--- DATA RECORDS ---
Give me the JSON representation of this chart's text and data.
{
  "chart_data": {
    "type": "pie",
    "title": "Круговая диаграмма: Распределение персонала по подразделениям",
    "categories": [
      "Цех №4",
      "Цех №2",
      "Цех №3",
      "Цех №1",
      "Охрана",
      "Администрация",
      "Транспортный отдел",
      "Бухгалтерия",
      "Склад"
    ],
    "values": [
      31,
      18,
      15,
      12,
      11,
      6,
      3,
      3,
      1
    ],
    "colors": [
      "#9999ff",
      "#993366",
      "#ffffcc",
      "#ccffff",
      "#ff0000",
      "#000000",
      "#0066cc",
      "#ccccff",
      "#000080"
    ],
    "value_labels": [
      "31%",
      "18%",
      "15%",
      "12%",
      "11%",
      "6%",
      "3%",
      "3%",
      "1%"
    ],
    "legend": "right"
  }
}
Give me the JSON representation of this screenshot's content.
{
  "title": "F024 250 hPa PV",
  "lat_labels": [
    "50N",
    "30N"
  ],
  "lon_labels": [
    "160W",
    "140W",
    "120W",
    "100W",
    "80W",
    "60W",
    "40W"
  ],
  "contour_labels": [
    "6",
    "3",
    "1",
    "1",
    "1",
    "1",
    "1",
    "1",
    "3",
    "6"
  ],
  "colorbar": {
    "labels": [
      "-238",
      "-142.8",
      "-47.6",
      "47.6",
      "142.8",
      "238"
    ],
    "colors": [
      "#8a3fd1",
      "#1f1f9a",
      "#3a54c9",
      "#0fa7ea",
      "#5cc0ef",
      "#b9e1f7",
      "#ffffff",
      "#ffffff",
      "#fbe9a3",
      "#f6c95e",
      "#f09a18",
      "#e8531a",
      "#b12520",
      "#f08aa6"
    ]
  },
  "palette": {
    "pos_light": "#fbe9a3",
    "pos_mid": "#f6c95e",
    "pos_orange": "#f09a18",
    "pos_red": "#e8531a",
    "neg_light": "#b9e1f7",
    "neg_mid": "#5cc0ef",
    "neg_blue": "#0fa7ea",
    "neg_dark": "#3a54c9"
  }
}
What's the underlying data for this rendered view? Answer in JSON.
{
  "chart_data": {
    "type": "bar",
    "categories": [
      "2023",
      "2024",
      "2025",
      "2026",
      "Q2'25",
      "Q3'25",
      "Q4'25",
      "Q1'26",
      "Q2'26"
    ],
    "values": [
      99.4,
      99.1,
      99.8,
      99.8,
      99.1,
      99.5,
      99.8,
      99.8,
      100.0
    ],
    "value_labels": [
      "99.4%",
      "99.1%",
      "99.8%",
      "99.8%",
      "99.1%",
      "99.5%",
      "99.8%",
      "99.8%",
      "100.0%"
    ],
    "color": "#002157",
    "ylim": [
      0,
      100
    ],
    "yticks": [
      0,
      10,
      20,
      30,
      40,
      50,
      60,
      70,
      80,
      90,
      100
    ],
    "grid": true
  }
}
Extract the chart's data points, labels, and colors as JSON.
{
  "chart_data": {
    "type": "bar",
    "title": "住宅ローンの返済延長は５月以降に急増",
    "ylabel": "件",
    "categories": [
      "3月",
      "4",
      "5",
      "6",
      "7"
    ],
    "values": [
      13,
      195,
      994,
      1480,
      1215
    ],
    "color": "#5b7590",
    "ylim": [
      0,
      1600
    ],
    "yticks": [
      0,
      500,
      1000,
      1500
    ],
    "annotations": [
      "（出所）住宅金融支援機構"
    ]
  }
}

--- YOUR TASK ---
Every line of the data above should be copied exactly.

--- WORKED SOLUTION ---
Give me the JSON representation of this chart's text and data.
{
  "chart_data": {
    "type": "pie",
    "title": "Круговая диаграмма: Распределение персонала по подразделениям",
    "categories": [
      "Цех №4",
      "Цех №2",
      "Цех №3",
      "Цех №1",
      "Охрана",
      "Администрация",
      "Транспортный отдел",
      "Бухгалтерия",
      "Склад"
    ],
    "values": [
      31,
      18,
      15,
      12,
      11,
      6,
      3,
      3,
      1
    ],
    "colors": [
      "#9999ff",
      "#993366",
      "#ffffcc",
      "#ccffff",
      "#ff0000",
      "#000000",
      "#0066cc",
      "#ccccff",
      "#000080"
    ],
    "value_labels": [
      "31%",
      "18%",
      "15%",
      "12%",
      "11%",
      "6%",
      "3%",
      "3%",
      "1%"
    ],
    "legend": "right"
  }
}
Give me the JSON representation of this screenshot's content.
{
  "title": "F024 250 hPa PV",
  "lat_labels": [
    "50N",
    "30N"
  ],
  "lon_labels": [
    "160W",
    "140W",
    "120W",
    "100W",
    "80W",
    "60W",
    "40W"
  ],
  "contour_labels": [
    "6",
    "3",
    "1",
    "1",
    "1",
    "1",
    "1",
    "1",
    "3",
    "6"
  ],
  "colorbar": {
    "labels": [
      "-238",
      "-142.8",
      "-47.6",
      "47.6",
      "142.8",
      "238"
    ],
    "colors": [
      "#8a3fd1",
      "#1f1f9a",
      "#3a54c9",
      "#0fa7ea",
      "#5cc0ef",
      "#b9e1f7",
      "#ffffff",
      "#ffffff",
      "#fbe9a3",
      "#f6c95e",
      "#f09a18",
      "#e8531a",
      "#b12520",
      "#f08aa6"
    ]
  },
  "palette": {
    "pos_light": "#fbe9a3",
    "pos_mid": "#f6c95e",
    "pos_orange": "#f09a18",
    "pos_red": "#e8531a",
    "neg_light": "#b9e1f7",
    "neg_mid": "#5cc0ef",
    "neg_blue": "#0fa7ea",
    "neg_dark": "#3a54c9"
  }
}
What's the underlying data for this rendered view? Answer in JSON.
{
  "chart_data": {
    "type": "bar",
    "categories": [
      "2023",
      "2024",
      "2025",
      "2026",
      "Q2'25",
      "Q3'25",
      "Q4'25",
      "Q1'26",
      "Q2'26"
    ],
    "values": [
      99.4,
      99.1,
      99.8,
      99.8,
      99.1,
      99.5,
      99.8,
      99.8,
      100.0
    ],
    "value_labels": [
      "99.4%",
      "99.1%",
      "99.8%",
      "99.8%",
      "99.1%",
      "99.5%",
      "99.8%",
      "99.8%",
      "100.0%"
    ],
    "color": "#002157",
    "ylim": [
      0,
      100
    ],
    "yticks": [
      0,
      10,
      20,
      30,
      40,
      50,
      60,
      70,
      80,
      90,
      100
    ],
    "grid": true
  }
}
Extract the chart's data points, labels, and colors as JSON.
{
  "chart_data": {
    "type": "bar",
    "title": "住宅ローンの返済延長は５月以降に急増",
    "ylabel": "件",
    "categories": [
      "3月",
      "4",
      "5",
      "6",
      "7"
    ],
    "values": [
      13,
      195,
      994,
      1480,
      1215
    ],
    "color": "#5b7590",
    "ylim": [
      0,
      1600
    ],
    "yticks": [
      0,
      500,
      1000,
      1500
    ],
    "annotations": [
      "（出所）住宅金融支援機構"
    ]
  }
}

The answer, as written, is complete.